(Items listed in a dataset)

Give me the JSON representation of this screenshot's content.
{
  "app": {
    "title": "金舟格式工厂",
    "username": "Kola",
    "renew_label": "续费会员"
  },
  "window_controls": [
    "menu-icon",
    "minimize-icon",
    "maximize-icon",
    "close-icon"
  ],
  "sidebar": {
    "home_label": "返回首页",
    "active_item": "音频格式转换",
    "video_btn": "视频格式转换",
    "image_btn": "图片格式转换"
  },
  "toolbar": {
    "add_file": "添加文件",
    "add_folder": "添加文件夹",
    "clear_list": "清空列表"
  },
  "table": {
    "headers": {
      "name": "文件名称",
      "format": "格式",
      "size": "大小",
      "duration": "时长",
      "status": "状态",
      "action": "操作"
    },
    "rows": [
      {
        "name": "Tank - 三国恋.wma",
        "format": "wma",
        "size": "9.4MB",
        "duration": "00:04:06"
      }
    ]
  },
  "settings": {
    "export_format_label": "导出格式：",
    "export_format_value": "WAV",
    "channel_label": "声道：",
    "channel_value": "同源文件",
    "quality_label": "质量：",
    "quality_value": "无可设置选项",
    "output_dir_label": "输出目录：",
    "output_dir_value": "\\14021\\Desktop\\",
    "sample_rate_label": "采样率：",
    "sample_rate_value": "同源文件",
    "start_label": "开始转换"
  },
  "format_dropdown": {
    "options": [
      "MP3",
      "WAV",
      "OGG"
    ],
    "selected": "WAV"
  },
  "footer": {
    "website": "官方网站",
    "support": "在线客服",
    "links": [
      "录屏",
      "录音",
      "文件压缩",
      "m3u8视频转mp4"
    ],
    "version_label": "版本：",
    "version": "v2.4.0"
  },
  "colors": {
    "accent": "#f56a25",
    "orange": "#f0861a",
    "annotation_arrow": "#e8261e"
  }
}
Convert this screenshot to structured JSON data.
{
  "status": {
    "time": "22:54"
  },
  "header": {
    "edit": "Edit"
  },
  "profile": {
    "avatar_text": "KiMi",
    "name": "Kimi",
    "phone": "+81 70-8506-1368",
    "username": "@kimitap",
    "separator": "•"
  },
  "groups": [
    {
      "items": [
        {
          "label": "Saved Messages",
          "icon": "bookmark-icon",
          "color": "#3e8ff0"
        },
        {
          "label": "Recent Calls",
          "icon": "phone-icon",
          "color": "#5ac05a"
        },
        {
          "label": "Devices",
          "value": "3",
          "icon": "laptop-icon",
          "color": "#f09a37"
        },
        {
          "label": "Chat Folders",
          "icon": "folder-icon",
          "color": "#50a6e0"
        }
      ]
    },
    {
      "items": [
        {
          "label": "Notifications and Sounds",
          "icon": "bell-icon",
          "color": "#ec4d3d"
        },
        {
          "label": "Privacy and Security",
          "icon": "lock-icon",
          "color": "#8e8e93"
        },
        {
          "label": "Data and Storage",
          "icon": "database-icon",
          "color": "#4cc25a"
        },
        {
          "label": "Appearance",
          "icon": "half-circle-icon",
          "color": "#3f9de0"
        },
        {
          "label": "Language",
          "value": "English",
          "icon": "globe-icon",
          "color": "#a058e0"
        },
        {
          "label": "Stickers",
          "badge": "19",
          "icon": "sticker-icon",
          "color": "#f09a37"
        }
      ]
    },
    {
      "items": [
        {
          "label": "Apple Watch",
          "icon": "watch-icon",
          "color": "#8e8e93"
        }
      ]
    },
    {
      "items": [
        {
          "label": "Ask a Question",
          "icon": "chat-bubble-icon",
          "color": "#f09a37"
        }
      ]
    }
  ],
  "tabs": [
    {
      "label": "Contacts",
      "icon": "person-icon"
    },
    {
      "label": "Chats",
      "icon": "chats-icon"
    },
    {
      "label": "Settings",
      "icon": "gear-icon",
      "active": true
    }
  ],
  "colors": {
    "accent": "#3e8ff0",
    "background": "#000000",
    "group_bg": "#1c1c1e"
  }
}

-- BRIEF --
From the records above, extract each line exactly as shown.

-- THE SOLUTION --
Give me the JSON representation of this screenshot's content.
{
  "app": {
    "title": "金舟格式工厂",
    "username": "Kola",
    "renew_label": "续费会员"
  },
  "window_controls": [
    "menu-icon",
    "minimize-icon",
    "maximize-icon",
    "close-icon"
  ],
  "sidebar": {
    "home_label": "返回首页",
    "active_item": "音频格式转换",
    "video_btn": "视频格式转换",
    "image_btn": "图片格式转换"
  },
  "toolbar": {
    "add_file": "添加文件",
    "add_folder": "添加文件夹",
    "clear_list": "清空列表"
  },
  "table": {
    "headers": {
      "name": "文件名称",
      "format": "格式",
      "size": "大小",
      "duration": "时长",
      "status": "状态",
      "action": "操作"
    },
    "rows": [
      {
        "name": "Tank - 三国恋.wma",
        "format": "wma",
        "size": "9.4MB",
        "duration": "00:04:06"
      }
    ]
  },
  "settings": {
    "export_format_label": "导出格式：",
    "export_format_value": "WAV",
    "channel_label": "声道：",
    "channel_value": "同源文件",
    "quality_label": "质量：",
    "quality_value": "无可设置选项",
    "output_dir_label": "输出目录：",
    "output_dir_value": "\\14021\\Desktop\\",
    "sample_rate_label": "采样率：",
    "sample_rate_value": "同源文件",
    "start_label": "开始转换"
  },
  "format_dropdown": {
    "options": [
      "MP3",
      "WAV",
      "OGG"
    ],
    "selected": "WAV"
  },
  "footer": {
    "website": "官方网站",
    "support": "在线客服",
    "links": [
      "录屏",
      "录音",
      "文件压缩",
      "m3u8视频转mp4"
    ],
    "version_label": "版本：",
    "version": "v2.4.0"
  },
  "colors": {
    "accent": "#f56a25",
    "orange": "#f0861a",
    "annotation_arrow": "#e8261e"
  }
}
Convert this screenshot to structured JSON data.
{
  "status": {
    "time": "22:54"
  },
  "header": {
    "edit": "Edit"
  },
  "profile": {
    "avatar_text": "KiMi",
    "name": "Kimi",
    "phone": "+81 70-8506-1368",
    "username": "@kimitap",
    "separator": "•"
  },
  "groups": [
    {
      "items": [
        {
          "label": "Saved Messages",
          "icon": "bookmark-icon",
          "color": "#3e8ff0"
        },
        {
          "label": "Recent Calls",
          "icon": "phone-icon",
          "color": "#5ac05a"
        },
        {
          "label": "Devices",
          "value": "3",
          "icon": "laptop-icon",
          "color": "#f09a37"
        },
        {
          "label": "Chat Folders",
          "icon": "folder-icon",
          "color": "#50a6e0"
        }
      ]
    },
    {
      "items": [
        {
          "label": "Notifications and Sounds",
          "icon": "bell-icon",
          "color": "#ec4d3d"
        },
        {
          "label": "Privacy and Security",
          "icon": "lock-icon",
          "color": "#8e8e93"
        },
        {
          "label": "Data and Storage",
          "icon": "database-icon",
          "color": "#4cc25a"
        },
        {
          "label": "Appearance",
          "icon": "half-circle-icon",
          "color": "#3f9de0"
        },
        {
          "label": "Language",
          "value": "English",
          "icon": "globe-icon",
          "color": "#a058e0"
        },
        {
          "label": "Stickers",
          "badge": "19",
          "icon": "sticker-icon",
          "color": "#f09a37"
        }
      ]
    },
    {
      "items": [
        {
          "label": "Apple Watch",
          "icon": "watch-icon",
          "color": "#8e8e93"
        }
      ]
    },
    {
      "items": [
        {
          "label": "Ask a Question",
          "icon": "chat-bubble-icon",
          "color": "#f09a37"
        }
      ]
    }
  ],
  "tabs": [
    {
      "label": "Contacts",
      "icon": "person-icon"
    },
    {
      "label": "Chats",
      "icon": "chats-icon"
    },
    {
      "label": "Settings",
      "icon": "gear-icon",
      "active": true
    }
  ],
  "colors": {
    "accent": "#3e8ff0",
    "background": "#000000",
    "group_bg": "#1c1c1e"
  }
}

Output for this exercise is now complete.